▶ WHAT TO DO
From the listing below, extract every line containing "Name".

# EXCERPTED RECORDS start

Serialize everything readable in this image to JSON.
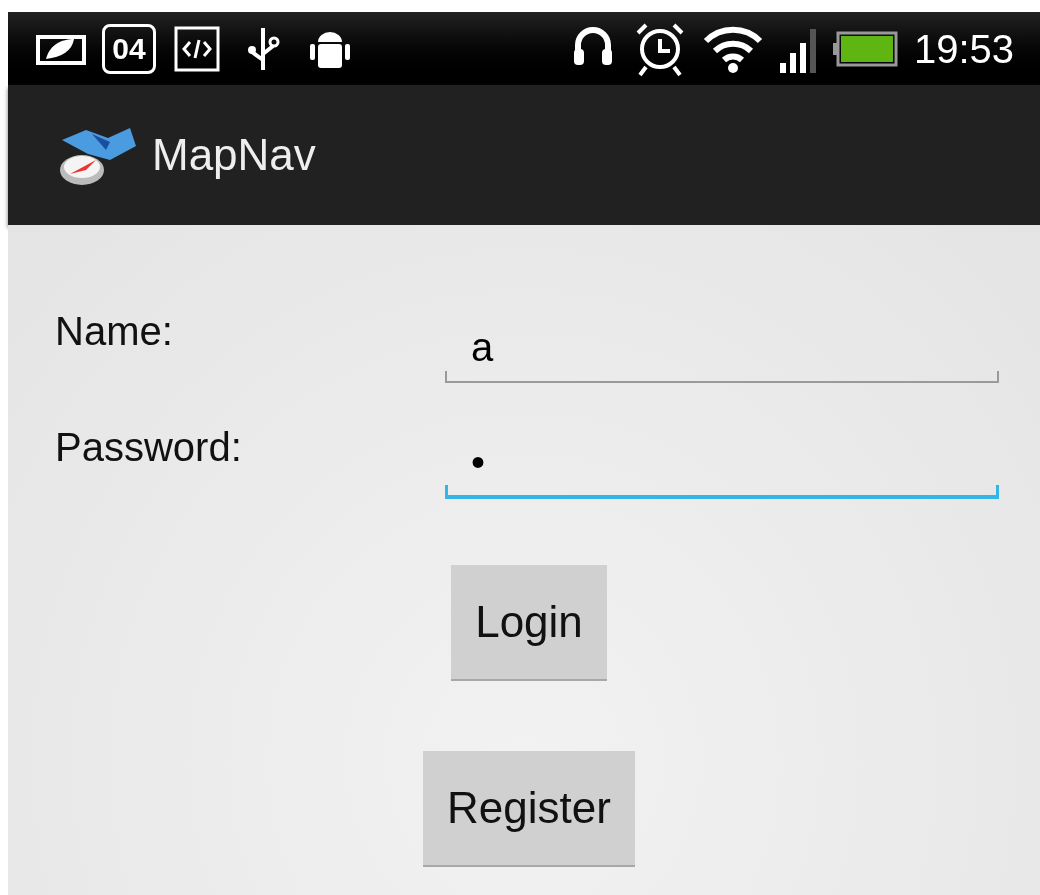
{
  "status_bar": {
    "calendar_day": "04",
    "time": "19:53"
  },
  "app_bar": {
    "title": "MapNav"
  },
  "form": {
    "fields": [
      {
        "label": "Name:",
        "value": "a",
        "focused": false
      },
      {
        "label": "Password:",
        "value": "•",
        "focused": true
      }
    ],
    "buttons": [
      {
        "label": "Login"
      },
      {
        "label": "Register"
      }
    ]
  }
}
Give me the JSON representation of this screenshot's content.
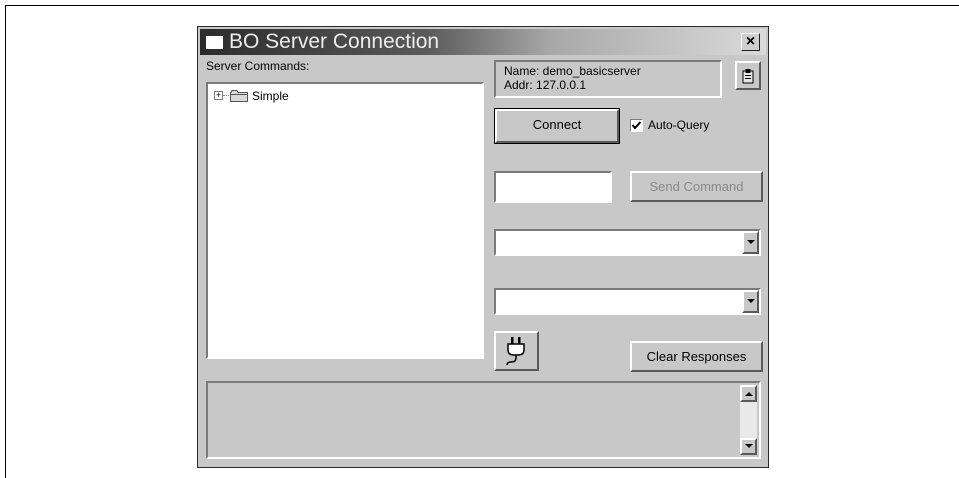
{
  "window": {
    "title": "BO Server Connection",
    "close_label": "×"
  },
  "commands": {
    "label": "Server Commands:",
    "tree": [
      {
        "label": "Simple",
        "expander": "+"
      }
    ]
  },
  "server": {
    "name_line": "Name: demo_basicserver",
    "addr_line": "Addr: 127.0.0.1"
  },
  "connect": {
    "label": "Connect"
  },
  "auto_query": {
    "label": "Auto-Query",
    "checked": true
  },
  "command_input": {
    "value": ""
  },
  "send_command": {
    "label": "Send Command",
    "enabled": false
  },
  "dropdown1": {
    "value": ""
  },
  "dropdown2": {
    "value": ""
  },
  "clear_responses": {
    "label": "Clear Responses"
  },
  "responses": {
    "text": ""
  },
  "icons": {
    "title": "window-icon",
    "clipboard": "clipboard-icon",
    "plug": "plug-icon"
  }
}
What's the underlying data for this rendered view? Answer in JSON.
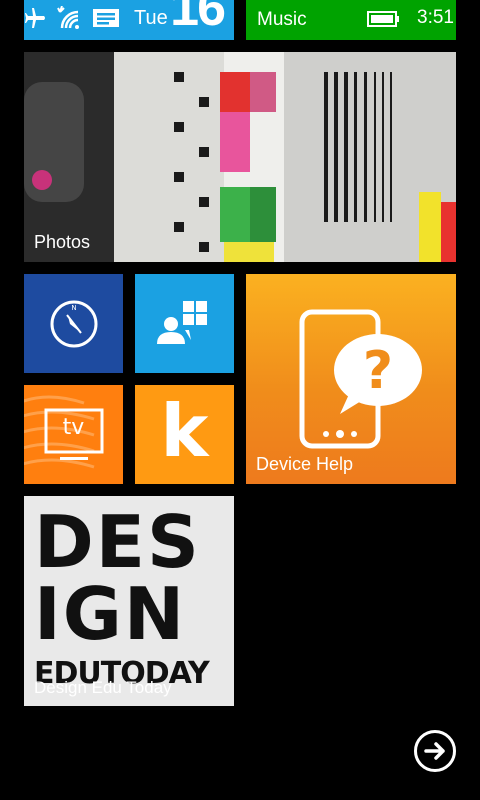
{
  "status": {
    "day": "Tue",
    "date": "16",
    "time": "3:51"
  },
  "tiles": {
    "music": "Music",
    "photos": "Photos",
    "device_help": "Device Help",
    "tv": "tv",
    "k": "k",
    "design": {
      "label": "Design Edu Today",
      "art_line1": "DES",
      "art_line2": "IGN",
      "art_line3": "EDUTODAY"
    }
  },
  "colors": {
    "accent_blue": "#1ba1e2",
    "music_green": "#00a300",
    "compass_blue": "#1e4ba0",
    "help_orange": "#f08d1b",
    "tv_orange": "#ff7f0f",
    "k_orange": "#ff9a12"
  },
  "icons": [
    "airplane-icon",
    "wifi-icon",
    "message-icon",
    "battery-icon",
    "compass-icon",
    "store-icon",
    "tv-icon",
    "device-help-icon",
    "arrow-right-icon"
  ]
}
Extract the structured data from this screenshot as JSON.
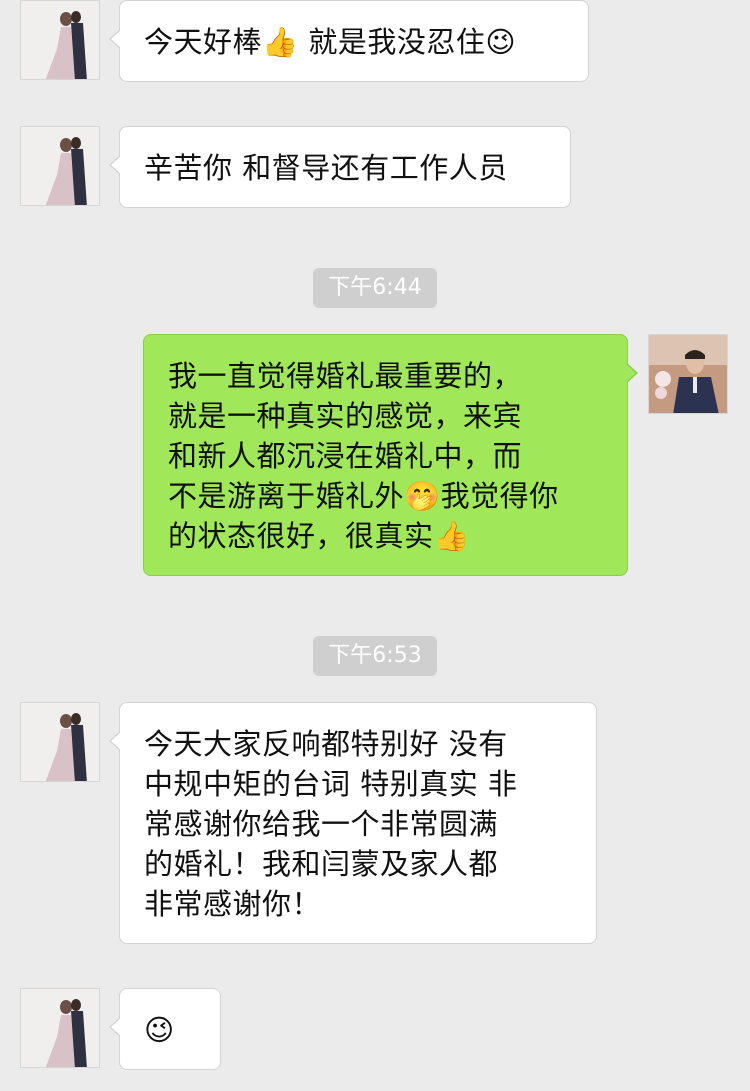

# EXCERPTED RECORDS end

▶ TASK RESULT
        "label": "Name:",
    "name_line": "Name: demo_basicserver",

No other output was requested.